**Recorded information**
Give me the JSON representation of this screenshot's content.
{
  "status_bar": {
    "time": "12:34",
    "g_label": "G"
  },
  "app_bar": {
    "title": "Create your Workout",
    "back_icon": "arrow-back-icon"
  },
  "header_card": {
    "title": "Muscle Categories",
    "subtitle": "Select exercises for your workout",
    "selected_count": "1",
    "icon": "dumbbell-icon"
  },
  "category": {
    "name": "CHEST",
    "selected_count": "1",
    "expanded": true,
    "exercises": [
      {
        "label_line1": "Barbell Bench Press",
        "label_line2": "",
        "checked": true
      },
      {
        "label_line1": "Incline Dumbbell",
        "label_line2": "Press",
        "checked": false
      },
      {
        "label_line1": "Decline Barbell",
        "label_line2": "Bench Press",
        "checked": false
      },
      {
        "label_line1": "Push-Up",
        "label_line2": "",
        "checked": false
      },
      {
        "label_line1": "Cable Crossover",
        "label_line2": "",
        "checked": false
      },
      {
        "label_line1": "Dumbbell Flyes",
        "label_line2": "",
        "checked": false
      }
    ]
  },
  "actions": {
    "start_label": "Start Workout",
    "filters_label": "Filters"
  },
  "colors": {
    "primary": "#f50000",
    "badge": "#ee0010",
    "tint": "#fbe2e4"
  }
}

**Requirement**
Every entry in the listing must be retyped exactly.

**Answer below**
Give me the JSON representation of this screenshot's content.
{
  "status_bar": {
    "time": "12:34",
    "g_label": "G"
  },
  "app_bar": {
    "title": "Create your Workout",
    "back_icon": "arrow-back-icon"
  },
  "header_card": {
    "title": "Muscle Categories",
    "subtitle": "Select exercises for your workout",
    "selected_count": "1",
    "icon": "dumbbell-icon"
  },
  "category": {
    "name": "CHEST",
    "selected_count": "1",
    "expanded": true,
    "exercises": [
      {
        "label_line1": "Barbell Bench Press",
        "label_line2": "",
        "checked": true
      },
      {
        "label_line1": "Incline Dumbbell",
        "label_line2": "Press",
        "checked": false
      },
      {
        "label_line1": "Decline Barbell",
        "label_line2": "Bench Press",
        "checked": false
      },
      {
        "label_line1": "Push-Up",
        "label_line2": "",
        "checked": false
      },
      {
        "label_line1": "Cable Crossover",
        "label_line2": "",
        "checked": false
      },
      {
        "label_line1": "Dumbbell Flyes",
        "label_line2": "",
        "checked": false
      }
    ]
  },
  "actions": {
    "start_label": "Start Workout",
    "filters_label": "Filters"
  },
  "colors": {
    "primary": "#f50000",
    "badge": "#ee0010",
    "tint": "#fbe2e4"
  }
}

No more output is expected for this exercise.